● **Prompt**
Repeat each entry exactly and drop the pictures.
++++++
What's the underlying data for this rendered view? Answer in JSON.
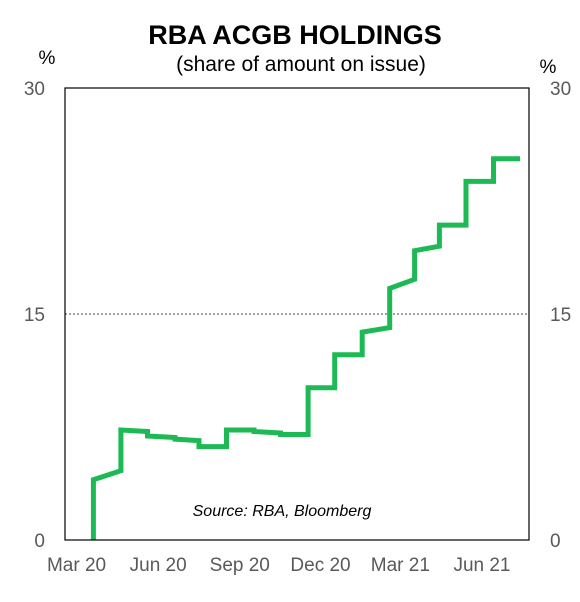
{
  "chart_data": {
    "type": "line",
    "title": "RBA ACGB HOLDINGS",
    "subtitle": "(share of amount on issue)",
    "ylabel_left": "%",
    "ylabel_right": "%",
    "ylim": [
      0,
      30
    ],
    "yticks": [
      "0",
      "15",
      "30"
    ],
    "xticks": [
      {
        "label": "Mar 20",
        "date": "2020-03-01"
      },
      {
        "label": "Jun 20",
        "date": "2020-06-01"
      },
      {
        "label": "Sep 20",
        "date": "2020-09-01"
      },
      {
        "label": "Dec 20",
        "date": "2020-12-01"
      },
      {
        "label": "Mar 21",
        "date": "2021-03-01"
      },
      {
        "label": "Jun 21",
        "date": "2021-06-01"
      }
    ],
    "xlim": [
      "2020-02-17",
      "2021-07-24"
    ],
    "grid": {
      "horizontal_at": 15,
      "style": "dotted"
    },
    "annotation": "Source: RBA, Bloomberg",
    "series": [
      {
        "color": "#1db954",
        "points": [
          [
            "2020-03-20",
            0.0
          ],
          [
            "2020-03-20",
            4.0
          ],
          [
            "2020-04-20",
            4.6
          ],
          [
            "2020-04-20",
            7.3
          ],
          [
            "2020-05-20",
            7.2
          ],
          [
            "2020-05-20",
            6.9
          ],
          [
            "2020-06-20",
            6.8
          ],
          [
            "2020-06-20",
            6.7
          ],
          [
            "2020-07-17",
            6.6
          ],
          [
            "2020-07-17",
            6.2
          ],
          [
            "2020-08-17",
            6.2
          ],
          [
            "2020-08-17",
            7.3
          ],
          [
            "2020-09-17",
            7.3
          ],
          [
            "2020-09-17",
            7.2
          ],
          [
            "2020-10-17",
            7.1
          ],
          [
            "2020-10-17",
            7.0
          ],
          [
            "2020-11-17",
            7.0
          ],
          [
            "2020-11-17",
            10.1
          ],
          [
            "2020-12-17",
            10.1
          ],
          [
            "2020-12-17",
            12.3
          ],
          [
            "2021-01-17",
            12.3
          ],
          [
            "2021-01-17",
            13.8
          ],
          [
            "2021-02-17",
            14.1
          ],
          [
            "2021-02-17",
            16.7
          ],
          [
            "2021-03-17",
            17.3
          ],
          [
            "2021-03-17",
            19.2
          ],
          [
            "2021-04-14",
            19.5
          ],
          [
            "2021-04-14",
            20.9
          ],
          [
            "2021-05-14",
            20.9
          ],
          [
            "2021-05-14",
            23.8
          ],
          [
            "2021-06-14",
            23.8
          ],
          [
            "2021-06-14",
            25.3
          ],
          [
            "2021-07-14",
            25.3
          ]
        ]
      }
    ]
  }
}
++++++
● **Answer to the task**
What's the underlying data for this rendered view? Answer in JSON.
{
  "chart_data": {
    "type": "line",
    "title": "RBA ACGB HOLDINGS",
    "subtitle": "(share of amount on issue)",
    "ylabel_left": "%",
    "ylabel_right": "%",
    "ylim": [
      0,
      30
    ],
    "yticks": [
      "0",
      "15",
      "30"
    ],
    "xticks": [
      {
        "label": "Mar 20",
        "date": "2020-03-01"
      },
      {
        "label": "Jun 20",
        "date": "2020-06-01"
      },
      {
        "label": "Sep 20",
        "date": "2020-09-01"
      },
      {
        "label": "Dec 20",
        "date": "2020-12-01"
      },
      {
        "label": "Mar 21",
        "date": "2021-03-01"
      },
      {
        "label": "Jun 21",
        "date": "2021-06-01"
      }
    ],
    "xlim": [
      "2020-02-17",
      "2021-07-24"
    ],
    "grid": {
      "horizontal_at": 15,
      "style": "dotted"
    },
    "annotation": "Source: RBA, Bloomberg",
    "series": [
      {
        "color": "#1db954",
        "points": [
          [
            "2020-03-20",
            0.0
          ],
          [
            "2020-03-20",
            4.0
          ],
          [
            "2020-04-20",
            4.6
          ],
          [
            "2020-04-20",
            7.3
          ],
          [
            "2020-05-20",
            7.2
          ],
          [
            "2020-05-20",
            6.9
          ],
          [
            "2020-06-20",
            6.8
          ],
          [
            "2020-06-20",
            6.7
          ],
          [
            "2020-07-17",
            6.6
          ],
          [
            "2020-07-17",
            6.2
          ],
          [
            "2020-08-17",
            6.2
          ],
          [
            "2020-08-17",
            7.3
          ],
          [
            "2020-09-17",
            7.3
          ],
          [
            "2020-09-17",
            7.2
          ],
          [
            "2020-10-17",
            7.1
          ],
          [
            "2020-10-17",
            7.0
          ],
          [
            "2020-11-17",
            7.0
          ],
          [
            "2020-11-17",
            10.1
          ],
          [
            "2020-12-17",
            10.1
          ],
          [
            "2020-12-17",
            12.3
          ],
          [
            "2021-01-17",
            12.3
          ],
          [
            "2021-01-17",
            13.8
          ],
          [
            "2021-02-17",
            14.1
          ],
          [
            "2021-02-17",
            16.7
          ],
          [
            "2021-03-17",
            17.3
          ],
          [
            "2021-03-17",
            19.2
          ],
          [
            "2021-04-14",
            19.5
          ],
          [
            "2021-04-14",
            20.9
          ],
          [
            "2021-05-14",
            20.9
          ],
          [
            "2021-05-14",
            23.8
          ],
          [
            "2021-06-14",
            23.8
          ],
          [
            "2021-06-14",
            25.3
          ],
          [
            "2021-07-14",
            25.3
          ]
        ]
      }
    ]
  }
}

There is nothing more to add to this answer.